Exercise instructions :: All of the listing below must be repeated word for word. Pictures are the only thing to omit.

Extracted data ::
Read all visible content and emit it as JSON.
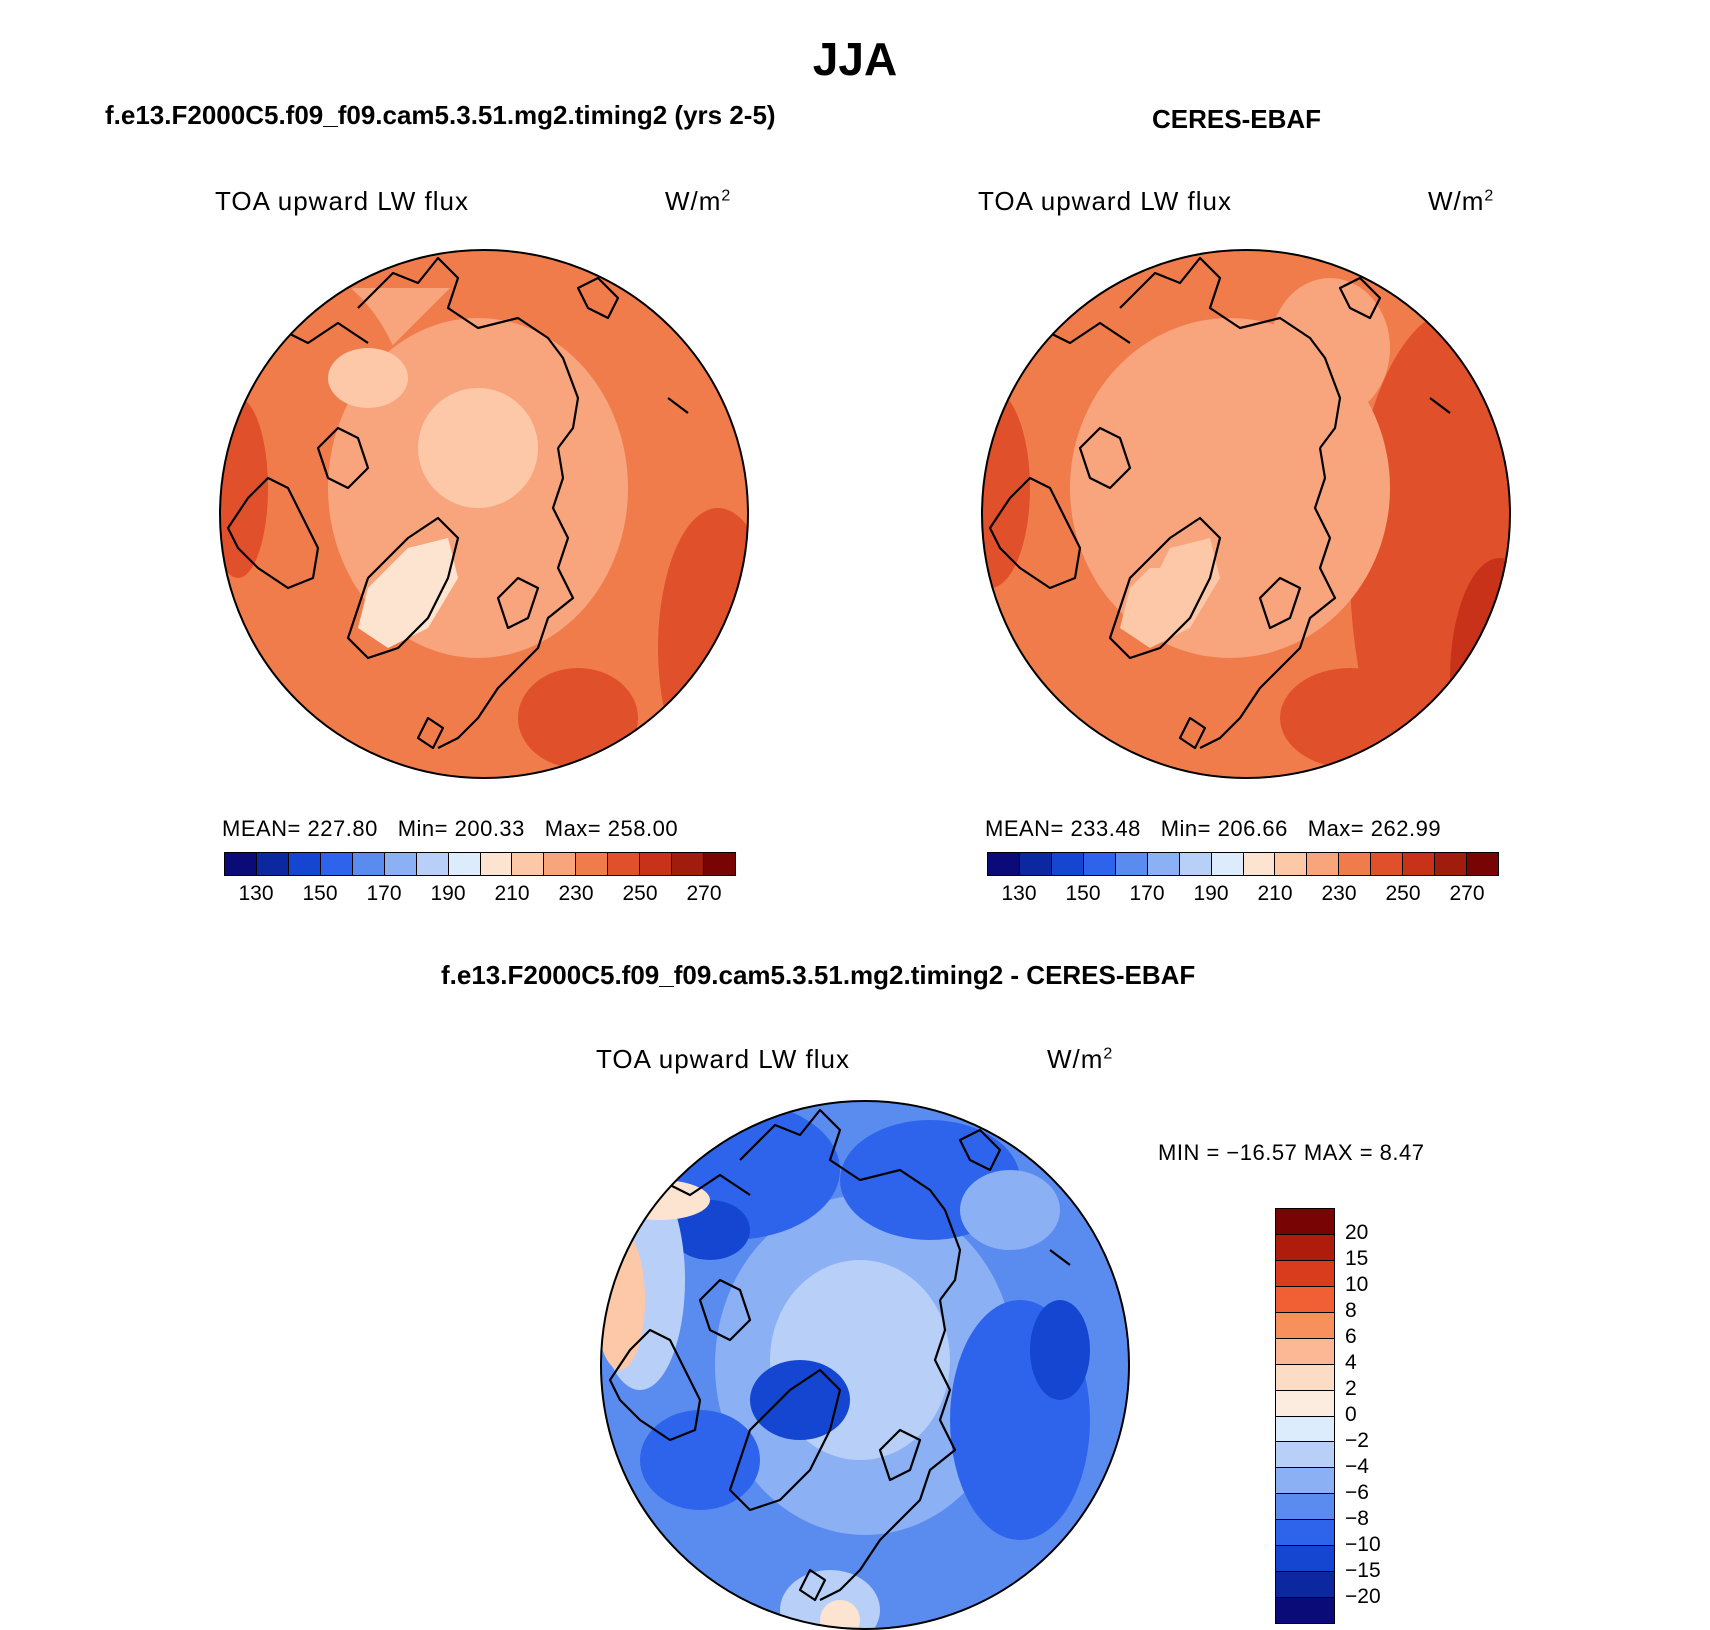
{
  "title": "JJA",
  "variable": "TOA upward LW flux",
  "units": "W/m",
  "units_sup": "2",
  "panel1": {
    "title": "f.e13.F2000C5.f09_f09.cam5.3.51.mg2.timing2 (yrs 2-5)",
    "mean_label": "MEAN=",
    "mean": "227.80",
    "min_label": "Min=",
    "min": "200.33",
    "max_label": "Max=",
    "max": "258.00"
  },
  "panel2": {
    "title": "CERES-EBAF",
    "mean_label": "MEAN=",
    "mean": "233.48",
    "min_label": "Min=",
    "min": "206.66",
    "max_label": "Max=",
    "max": "262.99"
  },
  "panel3": {
    "title": "f.e13.F2000C5.f09_f09.cam5.3.51.mg2.timing2 - CERES-EBAF",
    "minmax": "MIN = −16.57 MAX =    8.47"
  },
  "colorbar_top": {
    "colors": [
      "#0a0a78",
      "#0c28a0",
      "#1546d2",
      "#2e64ec",
      "#5a8cf0",
      "#8cb0f4",
      "#b8d0f8",
      "#dcecfc",
      "#fce4d0",
      "#fcc8a8",
      "#f8a47c",
      "#f07c4c",
      "#e0502a",
      "#c83218",
      "#a01c0c",
      "#780404"
    ],
    "ticks": [
      "130",
      "150",
      "170",
      "190",
      "210",
      "230",
      "250",
      "270"
    ]
  },
  "colorbar_diff": {
    "colors": [
      "#780404",
      "#b01c0c",
      "#d83c1c",
      "#f06034",
      "#f8905c",
      "#fcb894",
      "#fcdcc4",
      "#fcece0",
      "#dcecfc",
      "#b8d0f8",
      "#8cb0f4",
      "#5a8cf0",
      "#2e64ec",
      "#1546d2",
      "#0c28a0",
      "#0a0a78"
    ],
    "ticks": [
      "20",
      "15",
      "10",
      "8",
      "6",
      "4",
      "2",
      "0",
      "−2",
      "−4",
      "−6",
      "−8",
      "−10",
      "−15",
      "−20"
    ]
  }
}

Expected output ::
Read all visible content and emit it as JSON.
{
  "title": "JJA",
  "variable": "TOA upward LW flux",
  "units": "W/m",
  "units_sup": "2",
  "panel1": {
    "title": "f.e13.F2000C5.f09_f09.cam5.3.51.mg2.timing2 (yrs 2-5)",
    "mean_label": "MEAN=",
    "mean": "227.80",
    "min_label": "Min=",
    "min": "200.33",
    "max_label": "Max=",
    "max": "258.00"
  },
  "panel2": {
    "title": "CERES-EBAF",
    "mean_label": "MEAN=",
    "mean": "233.48",
    "min_label": "Min=",
    "min": "206.66",
    "max_label": "Max=",
    "max": "262.99"
  },
  "panel3": {
    "title": "f.e13.F2000C5.f09_f09.cam5.3.51.mg2.timing2 - CERES-EBAF",
    "minmax": "MIN = −16.57 MAX =    8.47"
  },
  "colorbar_top": {
    "colors": [
      "#0a0a78",
      "#0c28a0",
      "#1546d2",
      "#2e64ec",
      "#5a8cf0",
      "#8cb0f4",
      "#b8d0f8",
      "#dcecfc",
      "#fce4d0",
      "#fcc8a8",
      "#f8a47c",
      "#f07c4c",
      "#e0502a",
      "#c83218",
      "#a01c0c",
      "#780404"
    ],
    "ticks": [
      "130",
      "150",
      "170",
      "190",
      "210",
      "230",
      "250",
      "270"
    ]
  },
  "colorbar_diff": {
    "colors": [
      "#780404",
      "#b01c0c",
      "#d83c1c",
      "#f06034",
      "#f8905c",
      "#fcb894",
      "#fcdcc4",
      "#fcece0",
      "#dcecfc",
      "#b8d0f8",
      "#8cb0f4",
      "#5a8cf0",
      "#2e64ec",
      "#1546d2",
      "#0c28a0",
      "#0a0a78"
    ],
    "ticks": [
      "20",
      "15",
      "10",
      "8",
      "6",
      "4",
      "2",
      "0",
      "−2",
      "−4",
      "−6",
      "−8",
      "−10",
      "−15",
      "−20"
    ]
  }
}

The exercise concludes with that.